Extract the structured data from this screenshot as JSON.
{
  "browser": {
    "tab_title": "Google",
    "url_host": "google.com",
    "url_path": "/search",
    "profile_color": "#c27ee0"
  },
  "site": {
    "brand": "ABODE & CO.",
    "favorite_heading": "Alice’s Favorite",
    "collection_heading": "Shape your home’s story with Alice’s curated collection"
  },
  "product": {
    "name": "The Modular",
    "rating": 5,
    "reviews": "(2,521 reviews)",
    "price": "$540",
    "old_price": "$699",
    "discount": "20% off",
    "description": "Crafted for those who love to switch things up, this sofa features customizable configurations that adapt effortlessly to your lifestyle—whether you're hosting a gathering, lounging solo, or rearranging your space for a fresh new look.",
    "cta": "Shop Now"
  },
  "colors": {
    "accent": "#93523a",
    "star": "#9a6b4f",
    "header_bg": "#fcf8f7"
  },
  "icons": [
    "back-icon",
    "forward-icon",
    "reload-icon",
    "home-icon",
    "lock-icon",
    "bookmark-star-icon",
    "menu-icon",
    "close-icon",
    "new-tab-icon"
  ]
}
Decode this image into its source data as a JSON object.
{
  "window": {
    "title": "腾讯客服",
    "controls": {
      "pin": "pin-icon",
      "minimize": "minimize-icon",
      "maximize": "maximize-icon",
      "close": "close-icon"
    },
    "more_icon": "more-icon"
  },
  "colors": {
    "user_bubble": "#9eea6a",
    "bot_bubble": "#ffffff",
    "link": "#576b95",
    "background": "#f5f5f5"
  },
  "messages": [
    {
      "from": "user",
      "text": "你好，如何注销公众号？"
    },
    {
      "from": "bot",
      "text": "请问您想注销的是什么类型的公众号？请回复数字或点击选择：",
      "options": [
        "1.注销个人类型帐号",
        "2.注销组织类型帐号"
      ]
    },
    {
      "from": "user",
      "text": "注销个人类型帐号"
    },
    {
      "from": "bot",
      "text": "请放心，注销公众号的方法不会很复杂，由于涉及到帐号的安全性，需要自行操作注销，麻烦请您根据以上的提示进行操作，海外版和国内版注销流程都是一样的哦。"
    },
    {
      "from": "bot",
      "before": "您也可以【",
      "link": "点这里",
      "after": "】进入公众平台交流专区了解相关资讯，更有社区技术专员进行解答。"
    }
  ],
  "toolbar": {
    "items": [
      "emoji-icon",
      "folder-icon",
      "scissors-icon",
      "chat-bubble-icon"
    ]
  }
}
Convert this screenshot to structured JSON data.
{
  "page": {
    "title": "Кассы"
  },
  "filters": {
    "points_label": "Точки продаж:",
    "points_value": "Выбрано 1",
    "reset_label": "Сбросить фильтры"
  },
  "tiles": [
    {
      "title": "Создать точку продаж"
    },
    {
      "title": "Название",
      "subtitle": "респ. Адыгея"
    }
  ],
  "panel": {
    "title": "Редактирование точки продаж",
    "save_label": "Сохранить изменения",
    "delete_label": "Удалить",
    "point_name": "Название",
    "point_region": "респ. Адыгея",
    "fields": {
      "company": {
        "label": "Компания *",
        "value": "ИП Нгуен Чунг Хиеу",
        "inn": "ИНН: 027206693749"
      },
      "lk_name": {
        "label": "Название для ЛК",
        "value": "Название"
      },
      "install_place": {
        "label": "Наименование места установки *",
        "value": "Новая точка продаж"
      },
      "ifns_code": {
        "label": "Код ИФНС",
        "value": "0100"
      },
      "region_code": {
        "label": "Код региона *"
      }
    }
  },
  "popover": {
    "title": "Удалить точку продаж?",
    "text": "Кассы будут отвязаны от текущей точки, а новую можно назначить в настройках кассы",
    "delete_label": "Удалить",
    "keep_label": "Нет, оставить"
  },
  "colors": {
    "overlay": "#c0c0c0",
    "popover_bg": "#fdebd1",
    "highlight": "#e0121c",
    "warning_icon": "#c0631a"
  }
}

WHAT YOU HAVE TO DO: Each of the records should be retyped exactly.

RESPONSE TO THE TASK:
Extract the structured data from this screenshot as JSON.
{
  "browser": {
    "tab_title": "Google",
    "url_host": "google.com",
    "url_path": "/search",
    "profile_color": "#c27ee0"
  },
  "site": {
    "brand": "ABODE & CO.",
    "favorite_heading": "Alice’s Favorite",
    "collection_heading": "Shape your home’s story with Alice’s curated collection"
  },
  "product": {
    "name": "The Modular",
    "rating": 5,
    "reviews": "(2,521 reviews)",
    "price": "$540",
    "old_price": "$699",
    "discount": "20% off",
    "description": "Crafted for those who love to switch things up, this sofa features customizable configurations that adapt effortlessly to your lifestyle—whether you're hosting a gathering, lounging solo, or rearranging your space for a fresh new look.",
    "cta": "Shop Now"
  },
  "colors": {
    "accent": "#93523a",
    "star": "#9a6b4f",
    "header_bg": "#fcf8f7"
  },
  "icons": [
    "back-icon",
    "forward-icon",
    "reload-icon",
    "home-icon",
    "lock-icon",
    "bookmark-star-icon",
    "menu-icon",
    "close-icon",
    "new-tab-icon"
  ]
}
Decode this image into its source data as a JSON object.
{
  "window": {
    "title": "腾讯客服",
    "controls": {
      "pin": "pin-icon",
      "minimize": "minimize-icon",
      "maximize": "maximize-icon",
      "close": "close-icon"
    },
    "more_icon": "more-icon"
  },
  "colors": {
    "user_bubble": "#9eea6a",
    "bot_bubble": "#ffffff",
    "link": "#576b95",
    "background": "#f5f5f5"
  },
  "messages": [
    {
      "from": "user",
      "text": "你好，如何注销公众号？"
    },
    {
      "from": "bot",
      "text": "请问您想注销的是什么类型的公众号？请回复数字或点击选择：",
      "options": [
        "1.注销个人类型帐号",
        "2.注销组织类型帐号"
      ]
    },
    {
      "from": "user",
      "text": "注销个人类型帐号"
    },
    {
      "from": "bot",
      "text": "请放心，注销公众号的方法不会很复杂，由于涉及到帐号的安全性，需要自行操作注销，麻烦请您根据以上的提示进行操作，海外版和国内版注销流程都是一样的哦。"
    },
    {
      "from": "bot",
      "before": "您也可以【",
      "link": "点这里",
      "after": "】进入公众平台交流专区了解相关资讯，更有社区技术专员进行解答。"
    }
  ],
  "toolbar": {
    "items": [
      "emoji-icon",
      "folder-icon",
      "scissors-icon",
      "chat-bubble-icon"
    ]
  }
}
Convert this screenshot to structured JSON data.
{
  "page": {
    "title": "Кассы"
  },
  "filters": {
    "points_label": "Точки продаж:",
    "points_value": "Выбрано 1",
    "reset_label": "Сбросить фильтры"
  },
  "tiles": [
    {
      "title": "Создать точку продаж"
    },
    {
      "title": "Название",
      "subtitle": "респ. Адыгея"
    }
  ],
  "panel": {
    "title": "Редактирование точки продаж",
    "save_label": "Сохранить изменения",
    "delete_label": "Удалить",
    "point_name": "Название",
    "point_region": "респ. Адыгея",
    "fields": {
      "company": {
        "label": "Компания *",
        "value": "ИП Нгуен Чунг Хиеу",
        "inn": "ИНН: 027206693749"
      },
      "lk_name": {
        "label": "Название для ЛК",
        "value": "Название"
      },
      "install_place": {
        "label": "Наименование места установки *",
        "value": "Новая точка продаж"
      },
      "ifns_code": {
        "label": "Код ИФНС",
        "value": "0100"
      },
      "region_code": {
        "label": "Код региона *"
      }
    }
  },
  "popover": {
    "title": "Удалить точку продаж?",
    "text": "Кассы будут отвязаны от текущей точки, а новую можно назначить в настройках кассы",
    "delete_label": "Удалить",
    "keep_label": "Нет, оставить"
  },
  "colors": {
    "overlay": "#c0c0c0",
    "popover_bg": "#fdebd1",
    "highlight": "#e0121c",
    "warning_icon": "#c0631a"
  }
}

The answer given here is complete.